| SET PROBLEM |
Within this material, how many lines have the string "difference" in them? The answer is a number, with nothing added.

#####

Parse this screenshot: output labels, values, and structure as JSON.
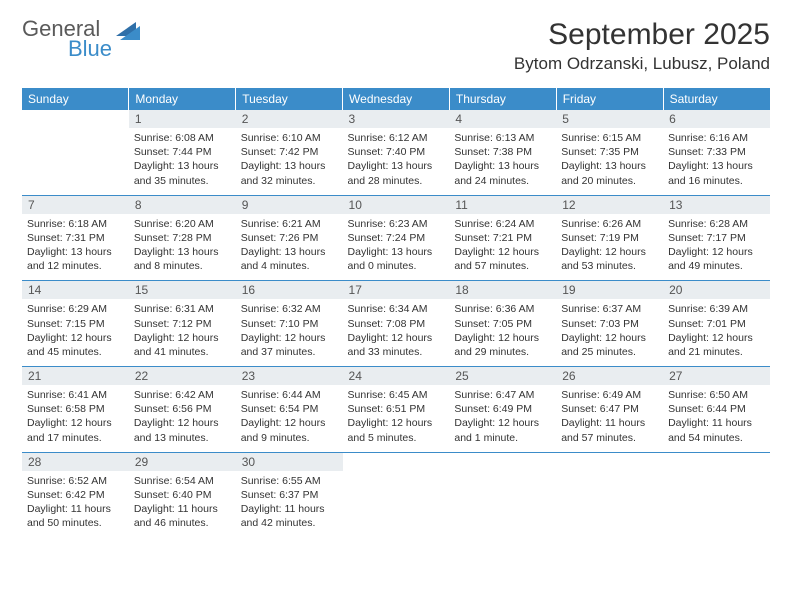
{
  "brand": {
    "word1": "General",
    "word2": "Blue",
    "color1": "#5a5a5a",
    "color2": "#3b8cc9"
  },
  "header": {
    "title": "September 2025",
    "location": "Bytom Odrzanski, Lubusz, Poland"
  },
  "dayNames": [
    "Sunday",
    "Monday",
    "Tuesday",
    "Wednesday",
    "Thursday",
    "Friday",
    "Saturday"
  ],
  "style": {
    "headerBg": "#3b8cc9",
    "headerFg": "#ffffff",
    "dayNumBg": "#e9edf0",
    "dayNumFg": "#555555",
    "rowBorder": "#3b8cc9",
    "bodyFont": "Arial",
    "titleFontSize": 30,
    "locationFontSize": 17,
    "dayNameFontSize": 12,
    "cellFontSize": 10.5
  },
  "firstWeekday": 1,
  "days": [
    {
      "n": 1,
      "sunrise": "6:08 AM",
      "sunset": "7:44 PM",
      "daylight": "13 hours and 35 minutes."
    },
    {
      "n": 2,
      "sunrise": "6:10 AM",
      "sunset": "7:42 PM",
      "daylight": "13 hours and 32 minutes."
    },
    {
      "n": 3,
      "sunrise": "6:12 AM",
      "sunset": "7:40 PM",
      "daylight": "13 hours and 28 minutes."
    },
    {
      "n": 4,
      "sunrise": "6:13 AM",
      "sunset": "7:38 PM",
      "daylight": "13 hours and 24 minutes."
    },
    {
      "n": 5,
      "sunrise": "6:15 AM",
      "sunset": "7:35 PM",
      "daylight": "13 hours and 20 minutes."
    },
    {
      "n": 6,
      "sunrise": "6:16 AM",
      "sunset": "7:33 PM",
      "daylight": "13 hours and 16 minutes."
    },
    {
      "n": 7,
      "sunrise": "6:18 AM",
      "sunset": "7:31 PM",
      "daylight": "13 hours and 12 minutes."
    },
    {
      "n": 8,
      "sunrise": "6:20 AM",
      "sunset": "7:28 PM",
      "daylight": "13 hours and 8 minutes."
    },
    {
      "n": 9,
      "sunrise": "6:21 AM",
      "sunset": "7:26 PM",
      "daylight": "13 hours and 4 minutes."
    },
    {
      "n": 10,
      "sunrise": "6:23 AM",
      "sunset": "7:24 PM",
      "daylight": "13 hours and 0 minutes."
    },
    {
      "n": 11,
      "sunrise": "6:24 AM",
      "sunset": "7:21 PM",
      "daylight": "12 hours and 57 minutes."
    },
    {
      "n": 12,
      "sunrise": "6:26 AM",
      "sunset": "7:19 PM",
      "daylight": "12 hours and 53 minutes."
    },
    {
      "n": 13,
      "sunrise": "6:28 AM",
      "sunset": "7:17 PM",
      "daylight": "12 hours and 49 minutes."
    },
    {
      "n": 14,
      "sunrise": "6:29 AM",
      "sunset": "7:15 PM",
      "daylight": "12 hours and 45 minutes."
    },
    {
      "n": 15,
      "sunrise": "6:31 AM",
      "sunset": "7:12 PM",
      "daylight": "12 hours and 41 minutes."
    },
    {
      "n": 16,
      "sunrise": "6:32 AM",
      "sunset": "7:10 PM",
      "daylight": "12 hours and 37 minutes."
    },
    {
      "n": 17,
      "sunrise": "6:34 AM",
      "sunset": "7:08 PM",
      "daylight": "12 hours and 33 minutes."
    },
    {
      "n": 18,
      "sunrise": "6:36 AM",
      "sunset": "7:05 PM",
      "daylight": "12 hours and 29 minutes."
    },
    {
      "n": 19,
      "sunrise": "6:37 AM",
      "sunset": "7:03 PM",
      "daylight": "12 hours and 25 minutes."
    },
    {
      "n": 20,
      "sunrise": "6:39 AM",
      "sunset": "7:01 PM",
      "daylight": "12 hours and 21 minutes."
    },
    {
      "n": 21,
      "sunrise": "6:41 AM",
      "sunset": "6:58 PM",
      "daylight": "12 hours and 17 minutes."
    },
    {
      "n": 22,
      "sunrise": "6:42 AM",
      "sunset": "6:56 PM",
      "daylight": "12 hours and 13 minutes."
    },
    {
      "n": 23,
      "sunrise": "6:44 AM",
      "sunset": "6:54 PM",
      "daylight": "12 hours and 9 minutes."
    },
    {
      "n": 24,
      "sunrise": "6:45 AM",
      "sunset": "6:51 PM",
      "daylight": "12 hours and 5 minutes."
    },
    {
      "n": 25,
      "sunrise": "6:47 AM",
      "sunset": "6:49 PM",
      "daylight": "12 hours and 1 minute."
    },
    {
      "n": 26,
      "sunrise": "6:49 AM",
      "sunset": "6:47 PM",
      "daylight": "11 hours and 57 minutes."
    },
    {
      "n": 27,
      "sunrise": "6:50 AM",
      "sunset": "6:44 PM",
      "daylight": "11 hours and 54 minutes."
    },
    {
      "n": 28,
      "sunrise": "6:52 AM",
      "sunset": "6:42 PM",
      "daylight": "11 hours and 50 minutes."
    },
    {
      "n": 29,
      "sunrise": "6:54 AM",
      "sunset": "6:40 PM",
      "daylight": "11 hours and 46 minutes."
    },
    {
      "n": 30,
      "sunrise": "6:55 AM",
      "sunset": "6:37 PM",
      "daylight": "11 hours and 42 minutes."
    }
  ],
  "labels": {
    "sunrise": "Sunrise:",
    "sunset": "Sunset:",
    "daylight": "Daylight:"
  }
}
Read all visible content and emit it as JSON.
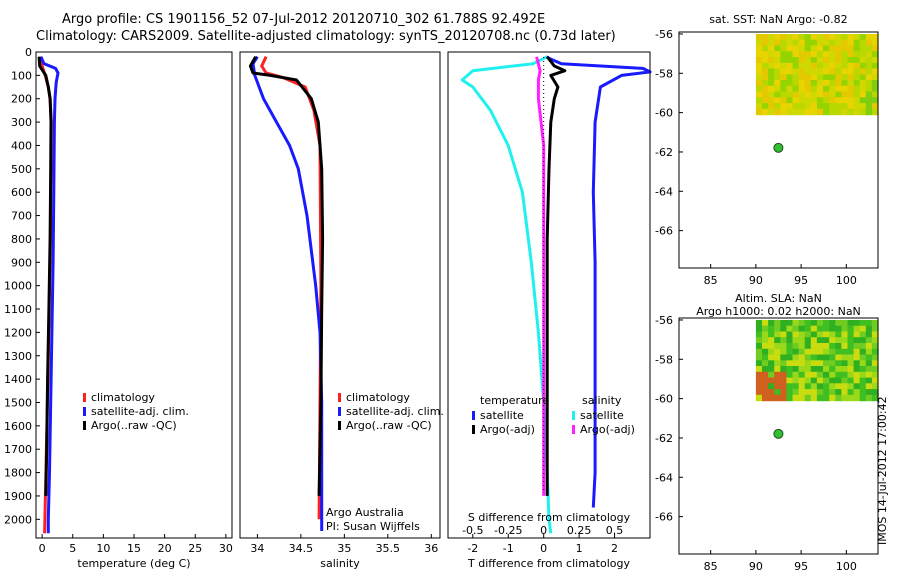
{
  "titles": {
    "line1": "Argo profile: CS 1901156_52 07-Jul-2012 20120710_302 61.788S 92.492E",
    "line2": "Climatology: CARS2009. Satellite-adjusted climatology: synTS_20120708.nc (0.73d later)"
  },
  "side_label": "IMOS 14-Jul-2012 17:00:42",
  "colors": {
    "clim": "#ff2020",
    "sat": "#1a1aff",
    "argo": "#000000",
    "cyan": "#20f0f0",
    "magenta": "#ff20ff",
    "dot": "#30c030"
  },
  "chart_data": [
    {
      "type": "line",
      "id": "temperature",
      "xlabel": "temperature (deg C)",
      "ylabel": "",
      "xlim": [
        -1,
        31
      ],
      "ylim": [
        2080,
        0
      ],
      "x_ticks": [
        0,
        5,
        10,
        15,
        20,
        25,
        30
      ],
      "y_ticks": [
        0,
        100,
        200,
        300,
        400,
        500,
        600,
        700,
        800,
        900,
        1000,
        1100,
        1200,
        1300,
        1400,
        1500,
        1600,
        1700,
        1800,
        1900,
        2000
      ],
      "legend": [
        "climatology",
        "satellite-adj. clim.",
        "Argo(..raw -QC)"
      ],
      "series": [
        {
          "name": "climatology",
          "color_key": "clim",
          "points": [
            [
              -0.3,
              20
            ],
            [
              0.0,
              60
            ],
            [
              0.5,
              100
            ],
            [
              1.0,
              150
            ],
            [
              1.3,
              200
            ],
            [
              1.5,
              300
            ],
            [
              1.45,
              500
            ],
            [
              1.35,
              800
            ],
            [
              1.15,
              1100
            ],
            [
              0.95,
              1400
            ],
            [
              0.7,
              1700
            ],
            [
              0.45,
              2000
            ],
            [
              0.4,
              2060
            ]
          ]
        },
        {
          "name": "satellite-adj. clim.",
          "color_key": "sat",
          "points": [
            [
              -0.2,
              20
            ],
            [
              0.3,
              50
            ],
            [
              2.2,
              70
            ],
            [
              2.6,
              90
            ],
            [
              2.3,
              130
            ],
            [
              2.1,
              200
            ],
            [
              2.0,
              300
            ],
            [
              1.9,
              600
            ],
            [
              1.8,
              900
            ],
            [
              1.6,
              1200
            ],
            [
              1.4,
              1500
            ],
            [
              1.2,
              1800
            ],
            [
              1.0,
              2000
            ],
            [
              1.0,
              2060
            ]
          ]
        },
        {
          "name": "Argo(..raw -QC)",
          "color_key": "argo",
          "points": [
            [
              -0.5,
              20
            ],
            [
              -0.4,
              60
            ],
            [
              0.6,
              100
            ],
            [
              1.0,
              150
            ],
            [
              1.3,
              200
            ],
            [
              1.45,
              300
            ],
            [
              1.4,
              500
            ],
            [
              1.3,
              800
            ],
            [
              1.1,
              1100
            ],
            [
              0.9,
              1400
            ],
            [
              0.75,
              1700
            ],
            [
              0.6,
              1900
            ]
          ]
        }
      ]
    },
    {
      "type": "line",
      "id": "salinity",
      "xlabel": "salinity",
      "xlim": [
        33.8,
        36.1
      ],
      "ylim": [
        2080,
        0
      ],
      "x_ticks": [
        34,
        34.5,
        35,
        35.5,
        36
      ],
      "legend": [
        "climatology",
        "satellite-adj. clim.",
        "Argo(..raw -QC)"
      ],
      "annotations": [
        "Argo Australia",
        "PI: Susan Wijffels"
      ],
      "series": [
        {
          "name": "climatology",
          "color_key": "clim",
          "points": [
            [
              34.1,
              20
            ],
            [
              34.05,
              60
            ],
            [
              34.1,
              90
            ],
            [
              34.3,
              110
            ],
            [
              34.55,
              150
            ],
            [
              34.65,
              250
            ],
            [
              34.72,
              400
            ],
            [
              34.73,
              1000
            ],
            [
              34.72,
              1500
            ],
            [
              34.71,
              2000
            ]
          ]
        },
        {
          "name": "satellite-adj. clim.",
          "color_key": "sat",
          "points": [
            [
              34.0,
              20
            ],
            [
              33.95,
              50
            ],
            [
              33.97,
              100
            ],
            [
              34.07,
              200
            ],
            [
              34.22,
              300
            ],
            [
              34.37,
              400
            ],
            [
              34.47,
              500
            ],
            [
              34.57,
              700
            ],
            [
              34.67,
              1000
            ],
            [
              34.72,
              1200
            ],
            [
              34.74,
              1500
            ],
            [
              34.74,
              2000
            ],
            [
              34.74,
              2050
            ]
          ]
        },
        {
          "name": "Argo(..raw -QC)",
          "color_key": "argo",
          "points": [
            [
              33.98,
              20
            ],
            [
              33.92,
              60
            ],
            [
              33.95,
              90
            ],
            [
              34.15,
              100
            ],
            [
              34.45,
              120
            ],
            [
              34.62,
              200
            ],
            [
              34.7,
              300
            ],
            [
              34.74,
              500
            ],
            [
              34.75,
              800
            ],
            [
              34.74,
              1100
            ],
            [
              34.73,
              1500
            ],
            [
              34.71,
              1900
            ]
          ]
        }
      ]
    },
    {
      "type": "line",
      "id": "difference",
      "xlabel": "T difference from climatology",
      "x2label": "S difference from climatology",
      "xlim": [
        -2.7,
        3.0
      ],
      "ylim": [
        2080,
        0
      ],
      "x_ticks": [
        -2,
        -1,
        0,
        1,
        2
      ],
      "x_tick_labels": [
        "-2",
        "-1",
        "0",
        "1",
        "2"
      ],
      "x2_ticks": [
        -0.5,
        -0.25,
        0,
        0.25,
        0.5
      ],
      "x2_tick_labels": [
        "-0.5",
        "-0.25",
        "0",
        "0.25",
        "0.5"
      ],
      "x2_scale": 4,
      "legend_temperature_title": "temperature",
      "legend_salinity_title": "salinity",
      "legend_temperature": [
        "satellite",
        "Argo(-adj)"
      ],
      "legend_salinity": [
        "satellite",
        "Argo(-adj)"
      ],
      "series": [
        {
          "name": "temperature satellite",
          "color_key": "sat",
          "points": [
            [
              0.05,
              20
            ],
            [
              0.5,
              50
            ],
            [
              2.8,
              70
            ],
            [
              3.0,
              85
            ],
            [
              2.2,
              100
            ],
            [
              1.6,
              150
            ],
            [
              1.45,
              300
            ],
            [
              1.4,
              600
            ],
            [
              1.45,
              900
            ],
            [
              1.45,
              1200
            ],
            [
              1.45,
              1500
            ],
            [
              1.45,
              1800
            ],
            [
              1.4,
              1950
            ]
          ]
        },
        {
          "name": "salinity satellite",
          "color_key": "cyan",
          "points": [
            [
              0.1,
              20
            ],
            [
              -0.3,
              50
            ],
            [
              -2.0,
              80
            ],
            [
              -2.3,
              120
            ],
            [
              -2.0,
              150
            ],
            [
              -1.5,
              250
            ],
            [
              -1.0,
              400
            ],
            [
              -0.6,
              600
            ],
            [
              -0.35,
              900
            ],
            [
              -0.15,
              1200
            ],
            [
              0.0,
              1500
            ],
            [
              0.1,
              1800
            ],
            [
              0.15,
              2000
            ],
            [
              0.2,
              2060
            ]
          ]
        },
        {
          "name": "salinity Argo(-adj)",
          "color_key": "magenta",
          "points": [
            [
              -0.2,
              20
            ],
            [
              -0.1,
              80
            ],
            [
              -0.15,
              120
            ],
            [
              -0.15,
              200
            ],
            [
              0.0,
              400
            ],
            [
              0.0,
              800
            ],
            [
              0.0,
              1200
            ],
            [
              0.0,
              1600
            ],
            [
              0.0,
              1900
            ]
          ]
        },
        {
          "name": "temperature Argo(-adj)",
          "color_key": "argo",
          "points": [
            [
              0.1,
              20
            ],
            [
              0.3,
              60
            ],
            [
              0.6,
              80
            ],
            [
              0.2,
              100
            ],
            [
              0.4,
              150
            ],
            [
              0.3,
              200
            ],
            [
              0.2,
              300
            ],
            [
              0.15,
              500
            ],
            [
              0.1,
              800
            ],
            [
              0.1,
              1200
            ],
            [
              0.1,
              1600
            ],
            [
              0.1,
              1900
            ]
          ]
        }
      ]
    },
    {
      "type": "heatmap",
      "id": "sst_map",
      "title": "sat. SST: NaN Argo: -0.82",
      "xlim": [
        81.5,
        103.5
      ],
      "ylim": [
        -67.9,
        -55.9
      ],
      "x_ticks": [
        85,
        90,
        95,
        100
      ],
      "y_ticks": [
        -56,
        -58,
        -60,
        -62,
        -64,
        -66
      ],
      "y_tick_labels": [
        "-56",
        "-58",
        "-60",
        "-62",
        "-64",
        "-66"
      ],
      "grid_extent": {
        "lon": [
          90,
          103.5
        ],
        "lat": [
          -60.1,
          -56
        ]
      },
      "palette": [
        "#cfd800",
        "#e8d400",
        "#b8d800",
        "#96d400",
        "#e4c800",
        "#7fce10"
      ],
      "float_position": {
        "lon": 92.49,
        "lat": -61.79
      }
    },
    {
      "type": "heatmap",
      "id": "sla_map",
      "title": "Altim. SLA: NaN",
      "subtitle": "Argo h1000: 0.02 h2000: NaN",
      "xlim": [
        81.5,
        103.5
      ],
      "ylim": [
        -67.9,
        -55.9
      ],
      "x_ticks": [
        85,
        90,
        95,
        100
      ],
      "y_ticks": [
        -56,
        -58,
        -60,
        -62,
        -64,
        -66
      ],
      "y_tick_labels": [
        "-56",
        "-58",
        "-60",
        "-62",
        "-64",
        "-66"
      ],
      "grid_extent": {
        "lon": [
          90,
          103.5
        ],
        "lat": [
          -60.1,
          -56
        ]
      },
      "palette": [
        "#3fbf20",
        "#70cc20",
        "#9ad81a",
        "#c8dc10",
        "#30b020",
        "#d06020"
      ],
      "float_position": {
        "lon": 92.49,
        "lat": -61.79
      }
    }
  ]
}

#####

| FINAL RESULT |
3